## What to do:
Arrange the lines of the listing below as a JSON list of strings, one string per line, from the line containing "10, 360, 26]" up to and including the line containing "9, 622, 27]". Leave out blank lines and include no other lines.

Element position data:
┄┄┄┄┄┄
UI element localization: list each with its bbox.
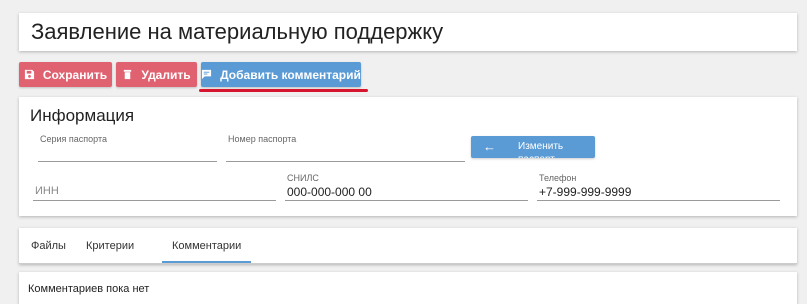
passport-number-field[interactable]: Номер паспорта <box>226 134 465 162</box>
snils-label: СНИЛС <box>287 173 319 183</box>
add-comment-button[interactable]: Добавить комментарий <box>201 62 361 87</box>
passport-series-field[interactable]: Серия паспорта <box>38 134 217 162</box>
save-button-label: Сохранить <box>42 67 108 82</box>
empty-comments-text: Комментариев пока нет <box>28 283 150 295</box>
save-icon <box>24 69 34 80</box>
save-button[interactable]: Сохранить <box>19 62 112 87</box>
phone-label: Телефон <box>539 173 577 183</box>
inn-field[interactable]: ИНН <box>33 179 276 201</box>
active-tab-indicator <box>162 261 251 263</box>
phone-field[interactable]: Телефон +7-999-999-9999 <box>537 173 780 201</box>
tab-comments[interactable]: Комментарии <box>172 240 241 252</box>
arrow-left-icon: ← <box>483 139 496 154</box>
title-card: Заявление на материальную поддержку <box>19 13 797 51</box>
change-passport-button[interactable]: ← Изменить паспорт <box>471 136 595 158</box>
change-passport-label: Изменить паспорт <box>518 141 564 158</box>
tabs-divider <box>19 263 797 264</box>
tab-criteria[interactable]: Критерии <box>86 240 134 252</box>
trash-icon <box>124 69 132 80</box>
comment-icon <box>202 69 212 80</box>
tab-files[interactable]: Файлы <box>31 240 66 252</box>
tabs-card: Файлы Критерии Комментарии <box>19 228 797 264</box>
delete-button-label: Удалить <box>141 67 191 82</box>
info-card: Информация Серия паспорта Номер паспорта… <box>19 97 797 216</box>
page-title: Заявление на материальную поддержку <box>31 19 444 44</box>
delete-button[interactable]: Удалить <box>116 62 197 87</box>
phone-value: +7-999-999-9999 <box>539 185 632 199</box>
section-title: Информация <box>30 106 135 125</box>
passport-series-label: Серия паспорта <box>40 134 108 144</box>
comments-panel: Комментариев пока нет <box>19 272 797 304</box>
passport-number-label: Номер паспорта <box>228 134 297 144</box>
highlight-underline <box>199 89 368 92</box>
snils-value: 000-000-000 00 <box>287 185 372 199</box>
inn-placeholder: ИНН <box>35 185 59 197</box>
add-comment-button-label: Добавить комментарий <box>220 67 361 82</box>
snils-field[interactable]: СНИЛС 000-000-000 00 <box>285 173 528 201</box>
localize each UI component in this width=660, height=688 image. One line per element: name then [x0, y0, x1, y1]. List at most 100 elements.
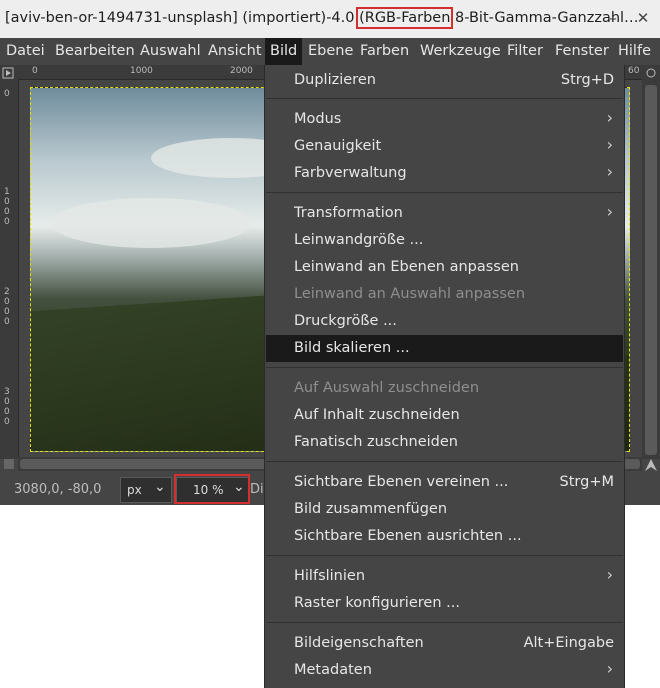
title-text: [aviv-ben-or-1494731-unsplash] (importie…	[5, 10, 360, 26]
menu-item-sichtbare-ebenen-ausrichten[interactable]: Sichtbare Ebenen ausrichten ...	[266, 523, 623, 550]
ruler-label: 0	[4, 407, 10, 417]
menu-item-farbverwaltung[interactable]: Farbverwaltung ›	[266, 160, 623, 187]
menu-item-auf-auswahl-zuschneiden: Auf Auswahl zuschneiden	[266, 375, 623, 402]
minimize-button[interactable]: –	[604, 9, 622, 27]
menu-item-hilfslinien[interactable]: Hilfslinien ›	[266, 563, 623, 590]
menu-item-fanatisch-zuschneiden[interactable]: Fanatisch zuschneiden	[266, 429, 623, 456]
ruler-label: 0	[4, 217, 10, 227]
ruler-label: 60	[628, 66, 640, 76]
menu-item-label: Bildeigenschaften	[294, 635, 424, 651]
menu-item-duplizieren[interactable]: Duplizieren Strg+D	[266, 67, 623, 94]
ruler-corner-button[interactable]	[0, 65, 18, 79]
window-titlebar: [aviv-ben-or-1494731-unsplash] (importie…	[0, 0, 660, 38]
menu-item-label: Hilfslinien	[294, 568, 366, 584]
menu-separator	[266, 192, 623, 193]
chevron-right-icon: ›	[606, 108, 613, 127]
ruler-label: 0	[4, 89, 10, 99]
menu-item-sichtbare-ebenen-vereinen[interactable]: Sichtbare Ebenen vereinen ... Strg+M	[266, 469, 623, 496]
menu-item-label: Duplizieren	[294, 72, 376, 88]
ruler-label: 0	[4, 207, 10, 217]
unit-value: px	[127, 483, 142, 497]
menu-item-leinwandgroesse[interactable]: Leinwandgröße ...	[266, 227, 623, 254]
ruler-label: 0	[4, 417, 10, 427]
menu-item-label: Fanatisch zuschneiden	[294, 434, 458, 450]
shortcut-label: Strg+M	[559, 474, 614, 490]
ruler-label: 1	[4, 187, 10, 197]
close-button[interactable]: ✕	[634, 9, 652, 27]
cloud-shape	[51, 198, 251, 248]
menu-werkzeuge[interactable]: Werkzeuge	[420, 43, 501, 59]
menu-separator	[266, 622, 623, 623]
menu-item-label: Leinwandgröße ...	[294, 232, 424, 248]
ruler-label: 2	[4, 287, 10, 297]
menu-item-label: Auf Inhalt zuschneiden	[294, 407, 460, 423]
quickmask-toggle[interactable]	[4, 459, 14, 469]
vertical-scroll-thumb[interactable]	[645, 85, 657, 455]
menu-item-transformation[interactable]: Transformation ›	[266, 200, 623, 227]
menu-item-label: Sichtbare Ebenen ausrichten ...	[294, 528, 522, 544]
menu-item-raster-konfigurieren[interactable]: Raster konfigurieren ...	[266, 590, 623, 617]
chevron-right-icon: ›	[606, 162, 613, 181]
menu-separator	[266, 461, 623, 462]
shortcut-label: Alt+Eingabe	[523, 635, 614, 651]
menu-separator	[266, 98, 623, 99]
menu-ebene[interactable]: Ebene	[308, 43, 353, 59]
quickmask-icon	[2, 67, 14, 79]
chevron-right-icon: ›	[606, 565, 613, 584]
menu-filter[interactable]: Filter	[507, 43, 543, 59]
menu-item-label: Modus	[294, 111, 342, 127]
menu-hilfe[interactable]: Hilfe	[618, 43, 651, 59]
menu-item-label: Sichtbare Ebenen vereinen ...	[294, 474, 509, 490]
menu-item-druckgroesse[interactable]: Druckgröße ...	[266, 308, 623, 335]
window-title: [aviv-ben-or-1494731-unsplash] (importie…	[5, 7, 639, 29]
ruler-label: 0	[4, 307, 10, 317]
menu-item-label: Transformation	[294, 205, 403, 221]
menu-item-leinwand-an-auswahl: Leinwand an Auswahl anpassen	[266, 281, 623, 308]
menu-bearbeiten[interactable]: Bearbeiten	[55, 43, 135, 59]
status-message: Di	[250, 482, 264, 497]
chevron-right-icon: ›	[606, 135, 613, 154]
menu-item-label: Farbverwaltung	[294, 165, 407, 181]
ruler-label: 2000	[230, 66, 253, 76]
chevron-right-icon: ›	[606, 202, 613, 221]
menu-item-auf-inhalt-zuschneiden[interactable]: Auf Inhalt zuschneiden	[266, 402, 623, 429]
vertical-ruler[interactable]: 0 1 0 0 0 2 0 0 0 3 0 0 0	[0, 79, 19, 459]
menu-item-bild-zusammenfuegen[interactable]: Bild zusammenfügen	[266, 496, 623, 523]
menu-datei[interactable]: Datei	[6, 43, 45, 59]
ruler-label: 3	[4, 387, 10, 397]
menu-item-modus[interactable]: Modus ›	[266, 106, 623, 133]
zoom-lock-icon	[646, 68, 656, 78]
ruler-label: 1000	[130, 66, 153, 76]
chevron-right-icon: ›	[606, 659, 613, 678]
menu-item-label: Auf Auswahl zuschneiden	[294, 380, 480, 396]
title-color-mode: (RGB-Farben	[356, 7, 454, 29]
ruler-label: 0	[32, 66, 38, 76]
ruler-label: 0	[4, 197, 10, 207]
menu-ansicht[interactable]: Ansicht	[208, 43, 262, 59]
ruler-label: 0	[4, 297, 10, 307]
menu-item-label: Raster konfigurieren ...	[294, 595, 460, 611]
menu-item-genauigkeit[interactable]: Genauigkeit ›	[266, 133, 623, 160]
menu-fenster[interactable]: Fenster	[555, 43, 609, 59]
menu-bild[interactable]: Bild	[265, 38, 303, 65]
menu-auswahl[interactable]: Auswahl	[140, 43, 201, 59]
menu-farben[interactable]: Farben	[360, 43, 409, 59]
navigate-icon[interactable]	[643, 457, 659, 473]
zoom-highlight-box	[174, 474, 250, 504]
bild-menu: Duplizieren Strg+D Modus › Genauigkeit › Fa…	[264, 65, 625, 688]
vertical-scrollbar[interactable]	[642, 65, 660, 459]
unit-select[interactable]: px ⌄	[120, 477, 172, 503]
menu-item-label: Leinwand an Ebenen anpassen	[294, 259, 519, 275]
menu-item-bild-skalieren[interactable]: Bild skalieren ...	[266, 335, 623, 362]
menu-item-leinwand-an-ebenen[interactable]: Leinwand an Ebenen anpassen	[266, 254, 623, 281]
menu-item-metadaten[interactable]: Metadaten ›	[266, 657, 623, 684]
menu-item-label: Genauigkeit	[294, 138, 382, 154]
menu-item-bildeigenschaften[interactable]: Bildeigenschaften Alt+Eingabe	[266, 630, 623, 657]
menu-item-label: Leinwand an Auswahl anpassen	[294, 286, 526, 302]
menubar: Datei Bearbeiten Auswahl Ansicht Bild Eb…	[0, 38, 660, 65]
shortcut-label: Strg+D	[560, 72, 614, 88]
menu-separator	[266, 367, 623, 368]
menu-item-label: Bild skalieren ...	[294, 340, 410, 356]
menu-item-label: Metadaten	[294, 662, 372, 678]
menu-item-label: Druckgröße ...	[294, 313, 397, 329]
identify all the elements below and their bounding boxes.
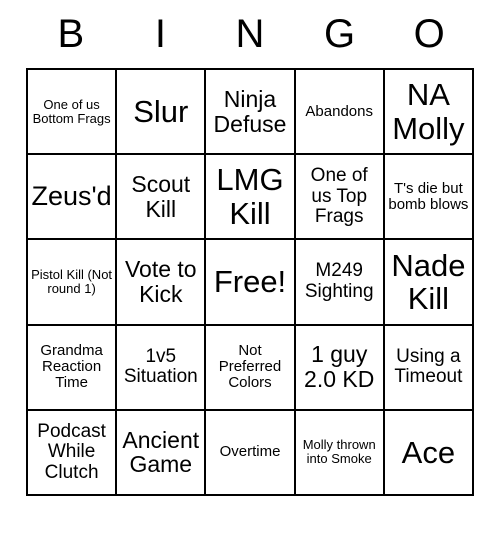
┄┄┄┄┄┄
## Solution to this problem:
[
  "title-text: [aviv-ben-or-1494731-unsplash] (importie…\t[5, 10, 360, 26]",
  "menu-item-sichtbare-ebenen-ausrichten[interactable]: Sichtbare Ebenen ausrichten ...\t[266, 523, 623, 550]",
  "ruler-label: 0\t[4, 407, 10, 417]",
  "menu-item-farbverwaltung[interactable]: Farbverwaltung ›\t[266, 160, 623, 187]",
  "menu-item-auf-auswahl-zuschneiden: Auf Auswahl zuschneiden\t[266, 375, 623, 402]",
  "minimize-button[interactable]: –\t[604, 9, 622, 27]"
]